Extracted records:
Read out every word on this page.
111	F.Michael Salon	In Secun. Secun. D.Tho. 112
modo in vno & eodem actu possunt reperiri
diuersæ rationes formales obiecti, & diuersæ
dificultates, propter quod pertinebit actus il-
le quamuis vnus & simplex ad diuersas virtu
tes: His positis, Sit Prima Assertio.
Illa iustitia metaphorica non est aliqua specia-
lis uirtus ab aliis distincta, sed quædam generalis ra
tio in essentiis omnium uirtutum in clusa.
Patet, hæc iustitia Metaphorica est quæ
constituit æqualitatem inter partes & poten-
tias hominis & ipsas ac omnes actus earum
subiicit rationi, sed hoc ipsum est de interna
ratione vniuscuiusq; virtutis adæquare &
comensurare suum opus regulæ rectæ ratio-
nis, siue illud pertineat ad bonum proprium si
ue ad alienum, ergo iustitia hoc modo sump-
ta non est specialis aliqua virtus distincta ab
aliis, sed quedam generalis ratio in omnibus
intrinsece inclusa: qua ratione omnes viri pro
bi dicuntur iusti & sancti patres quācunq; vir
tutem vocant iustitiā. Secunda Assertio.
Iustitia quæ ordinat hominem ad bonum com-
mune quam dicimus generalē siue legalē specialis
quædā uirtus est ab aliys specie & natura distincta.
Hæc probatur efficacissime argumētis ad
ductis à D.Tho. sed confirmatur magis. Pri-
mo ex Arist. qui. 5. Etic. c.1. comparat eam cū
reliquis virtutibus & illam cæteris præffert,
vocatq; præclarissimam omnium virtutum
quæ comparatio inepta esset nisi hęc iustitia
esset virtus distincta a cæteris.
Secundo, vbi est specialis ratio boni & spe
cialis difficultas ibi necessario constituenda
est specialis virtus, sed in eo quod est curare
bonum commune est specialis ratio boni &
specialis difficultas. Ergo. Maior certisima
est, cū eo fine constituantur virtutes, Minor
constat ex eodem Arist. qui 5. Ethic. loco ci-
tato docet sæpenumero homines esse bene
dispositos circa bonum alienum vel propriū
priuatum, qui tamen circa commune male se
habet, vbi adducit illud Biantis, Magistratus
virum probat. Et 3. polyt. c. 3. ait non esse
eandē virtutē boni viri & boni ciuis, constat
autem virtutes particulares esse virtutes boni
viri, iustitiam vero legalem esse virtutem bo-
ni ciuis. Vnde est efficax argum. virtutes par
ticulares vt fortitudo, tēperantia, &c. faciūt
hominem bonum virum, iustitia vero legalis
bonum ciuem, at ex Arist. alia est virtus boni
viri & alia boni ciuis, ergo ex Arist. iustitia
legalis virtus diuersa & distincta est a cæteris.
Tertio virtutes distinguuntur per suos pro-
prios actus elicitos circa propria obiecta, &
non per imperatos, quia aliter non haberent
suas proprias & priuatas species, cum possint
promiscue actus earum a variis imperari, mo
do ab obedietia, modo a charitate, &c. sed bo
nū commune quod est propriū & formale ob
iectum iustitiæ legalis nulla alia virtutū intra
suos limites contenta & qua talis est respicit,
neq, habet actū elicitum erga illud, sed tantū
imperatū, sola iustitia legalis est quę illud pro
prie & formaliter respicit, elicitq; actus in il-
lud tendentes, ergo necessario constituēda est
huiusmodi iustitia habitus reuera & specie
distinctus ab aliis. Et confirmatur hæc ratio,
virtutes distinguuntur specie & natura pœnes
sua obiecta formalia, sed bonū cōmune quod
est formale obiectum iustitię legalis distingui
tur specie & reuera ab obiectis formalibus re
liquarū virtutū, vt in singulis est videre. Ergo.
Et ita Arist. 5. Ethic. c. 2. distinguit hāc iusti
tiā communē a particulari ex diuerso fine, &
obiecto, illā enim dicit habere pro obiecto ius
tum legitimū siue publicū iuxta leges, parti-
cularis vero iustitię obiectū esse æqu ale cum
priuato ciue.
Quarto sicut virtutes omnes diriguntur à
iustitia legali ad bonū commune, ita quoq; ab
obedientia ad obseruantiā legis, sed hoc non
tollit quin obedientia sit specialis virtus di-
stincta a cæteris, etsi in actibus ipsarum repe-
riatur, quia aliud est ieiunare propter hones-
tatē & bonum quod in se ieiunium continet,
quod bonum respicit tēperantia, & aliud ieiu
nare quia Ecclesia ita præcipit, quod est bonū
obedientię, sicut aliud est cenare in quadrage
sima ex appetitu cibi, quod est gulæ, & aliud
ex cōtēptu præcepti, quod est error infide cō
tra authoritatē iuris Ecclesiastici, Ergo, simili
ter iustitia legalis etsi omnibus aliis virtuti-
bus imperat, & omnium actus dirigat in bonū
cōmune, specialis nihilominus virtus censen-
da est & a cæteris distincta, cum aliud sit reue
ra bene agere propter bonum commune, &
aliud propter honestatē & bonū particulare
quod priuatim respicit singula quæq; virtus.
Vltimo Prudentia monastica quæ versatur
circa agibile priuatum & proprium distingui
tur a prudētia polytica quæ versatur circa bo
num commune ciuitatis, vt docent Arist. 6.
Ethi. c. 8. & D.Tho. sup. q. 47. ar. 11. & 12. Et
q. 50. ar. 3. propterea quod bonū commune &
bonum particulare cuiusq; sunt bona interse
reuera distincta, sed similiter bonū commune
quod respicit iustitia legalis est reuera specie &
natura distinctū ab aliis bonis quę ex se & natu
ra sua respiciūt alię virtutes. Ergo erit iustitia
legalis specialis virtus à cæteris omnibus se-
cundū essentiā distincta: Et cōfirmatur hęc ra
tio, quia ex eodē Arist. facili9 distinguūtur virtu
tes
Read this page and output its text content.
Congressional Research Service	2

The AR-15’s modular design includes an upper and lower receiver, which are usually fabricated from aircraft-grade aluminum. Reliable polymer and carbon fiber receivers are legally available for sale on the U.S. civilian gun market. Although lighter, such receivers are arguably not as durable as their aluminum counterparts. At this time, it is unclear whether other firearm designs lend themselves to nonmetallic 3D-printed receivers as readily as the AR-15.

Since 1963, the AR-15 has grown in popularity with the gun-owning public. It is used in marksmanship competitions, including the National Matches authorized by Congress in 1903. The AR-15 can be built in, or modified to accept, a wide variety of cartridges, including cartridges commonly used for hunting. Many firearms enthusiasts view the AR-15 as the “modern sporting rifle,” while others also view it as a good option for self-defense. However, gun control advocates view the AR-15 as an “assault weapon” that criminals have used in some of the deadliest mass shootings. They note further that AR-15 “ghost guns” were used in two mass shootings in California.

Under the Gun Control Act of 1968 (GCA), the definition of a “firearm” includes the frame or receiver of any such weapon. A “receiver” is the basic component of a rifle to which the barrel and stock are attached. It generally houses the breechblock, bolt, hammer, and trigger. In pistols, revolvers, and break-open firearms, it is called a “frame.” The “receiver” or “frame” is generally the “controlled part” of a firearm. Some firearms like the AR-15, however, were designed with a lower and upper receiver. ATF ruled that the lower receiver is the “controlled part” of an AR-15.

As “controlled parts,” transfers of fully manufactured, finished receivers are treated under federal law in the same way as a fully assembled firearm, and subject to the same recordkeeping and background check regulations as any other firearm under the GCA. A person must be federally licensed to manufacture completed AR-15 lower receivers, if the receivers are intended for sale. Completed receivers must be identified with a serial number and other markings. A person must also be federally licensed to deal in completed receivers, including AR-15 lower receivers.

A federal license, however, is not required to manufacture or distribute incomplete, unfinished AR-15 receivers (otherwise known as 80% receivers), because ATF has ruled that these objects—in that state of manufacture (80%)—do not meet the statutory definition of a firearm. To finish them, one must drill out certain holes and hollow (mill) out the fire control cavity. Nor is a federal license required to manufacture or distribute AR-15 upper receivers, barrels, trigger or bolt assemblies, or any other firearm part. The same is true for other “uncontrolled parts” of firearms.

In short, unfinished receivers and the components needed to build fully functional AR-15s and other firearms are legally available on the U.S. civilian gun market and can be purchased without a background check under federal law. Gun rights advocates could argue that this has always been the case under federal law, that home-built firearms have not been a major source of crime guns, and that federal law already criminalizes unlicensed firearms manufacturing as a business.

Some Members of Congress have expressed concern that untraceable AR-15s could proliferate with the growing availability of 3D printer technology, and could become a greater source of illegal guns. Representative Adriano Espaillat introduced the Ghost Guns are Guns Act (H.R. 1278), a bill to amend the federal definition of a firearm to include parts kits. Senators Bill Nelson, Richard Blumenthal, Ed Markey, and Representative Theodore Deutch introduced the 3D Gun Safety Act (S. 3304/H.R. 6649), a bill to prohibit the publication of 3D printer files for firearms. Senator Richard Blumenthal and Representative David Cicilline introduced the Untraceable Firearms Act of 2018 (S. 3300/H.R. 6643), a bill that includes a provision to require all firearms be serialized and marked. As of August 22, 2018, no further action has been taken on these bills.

• [WHAT YOU NEED TO DO] Filter the data, keeping only the lines that contain "priuatum".

• [FULL RESPONSE]
priuatum, qui tamen circa commune male se
circa agibile priuatum & proprium distingui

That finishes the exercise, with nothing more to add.